** begin Dataset records **

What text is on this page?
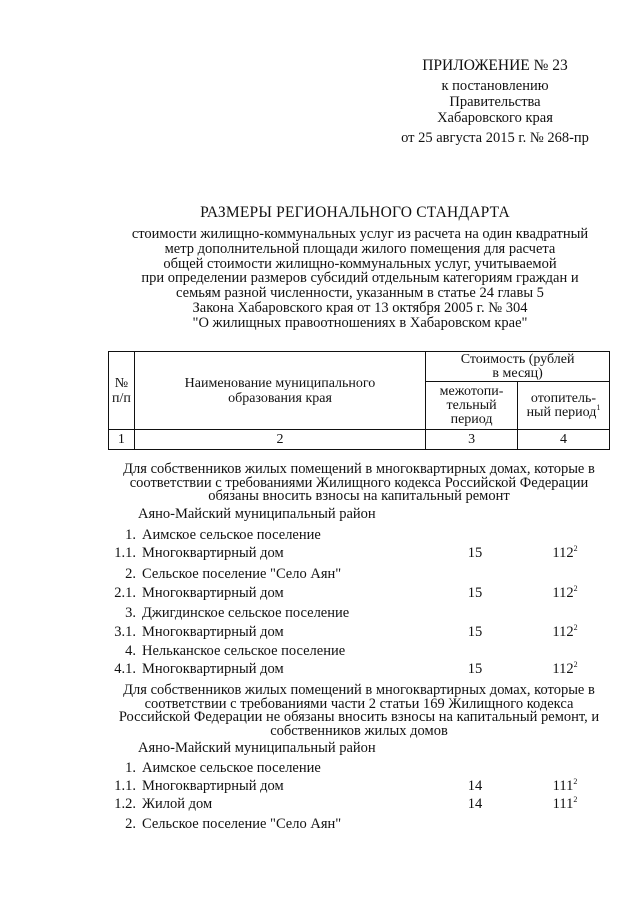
ПРИЛОЖЕНИЕ № 23
к постановлению
Правительства
Хабаровского края
от 25 августа 2015 г. № 268-пр
РАЗМЕРЫ РЕГИОНАЛЬНОГО СТАНДАРТА
стоимости жилищно-коммунальных услуг из расчета на один квадратный
метр дополнительной площади жилого помещения для расчета
общей стоимости жилищно-коммунальных услуг, учитываемой
при определении размеров субсидий отдельным категориям граждан и
семьям разной численности, указанным в статье 24 главы 5
Закона Хабаровского края от 13 октября 2005 г. № 304
"О жилищных правоотношениях в Хабаровском крае"
№ п/п	Наименование муниципального образования края	Стоимость (рублей в месяц)	
		межотопи-тельный период	отопитель-ный период$^1$
1	2	3	4
Для собственников жилых помещений в многоквартирных домах, которые в соответствии с требованиями Жилищного кодекса Российской Федерации обязаны вносить взносы на капитальный ремонт
Аяно-Майский муниципальный район
1. Аимское сельское поселение
1.1. Многоквартирный дом	15	$112^2$
2. Сельское поселение "Село Аян"
2.1. Многоквартирный дом	15	$112^2$
3. Джигдинское сельское поселение
3.1. Многоквартирный дом	15	$112^2$
4. Нельканское сельское поселение
4.1. Многоквартирный дом	15	$112^2$
Для собственников жилых помещений в многоквартирных домах, которые в соответствии с требованиями части 2 статьи 169 Жилищного кодекса Российской Федерации не обязаны вносить взносы на капитальный ремонт, и собственников жилых домов
Аяно-Майский муниципальный район
1. Аимское сельское поселение
1.1. Многоквартирный дом	14	$111^2$
1.2. Жилой дом	14	$111^2$
2. Сельское поселение "Село Аян"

** end Dataset records **

> [Task objective]: Your task is to set down the records shown above exactly, minus any pictures.

> [Answer for the task]:
What text is on this page?
ПРИЛОЖЕНИЕ № 23
к постановлению
Правительства
Хабаровского края
от 25 августа 2015 г. № 268-пр
РАЗМЕРЫ РЕГИОНАЛЬНОГО СТАНДАРТА
стоимости жилищно-коммунальных услуг из расчета на один квадратный
метр дополнительной площади жилого помещения для расчета
общей стоимости жилищно-коммунальных услуг, учитываемой
при определении размеров субсидий отдельным категориям граждан и
семьям разной численности, указанным в статье 24 главы 5
Закона Хабаровского края от 13 октября 2005 г. № 304
"О жилищных правоотношениях в Хабаровском крае"
№ п/п	Наименование муниципального образования края	Стоимость (рублей в месяц)	
		межотопи-тельный период	отопитель-ный период$^1$
1	2	3	4
Для собственников жилых помещений в многоквартирных домах, которые в соответствии с требованиями Жилищного кодекса Российской Федерации обязаны вносить взносы на капитальный ремонт
Аяно-Майский муниципальный район
1. Аимское сельское поселение
1.1. Многоквартирный дом	15	$112^2$
2. Сельское поселение "Село Аян"
2.1. Многоквартирный дом	15	$112^2$
3. Джигдинское сельское поселение
3.1. Многоквартирный дом	15	$112^2$
4. Нельканское сельское поселение
4.1. Многоквартирный дом	15	$112^2$
Для собственников жилых помещений в многоквартирных домах, которые в соответствии с требованиями части 2 статьи 169 Жилищного кодекса Российской Федерации не обязаны вносить взносы на капитальный ремонт, и собственников жилых домов
Аяно-Майский муниципальный район
1. Аимское сельское поселение
1.1. Многоквартирный дом	14	$111^2$
1.2. Жилой дом	14	$111^2$
2. Сельское поселение "Село Аян"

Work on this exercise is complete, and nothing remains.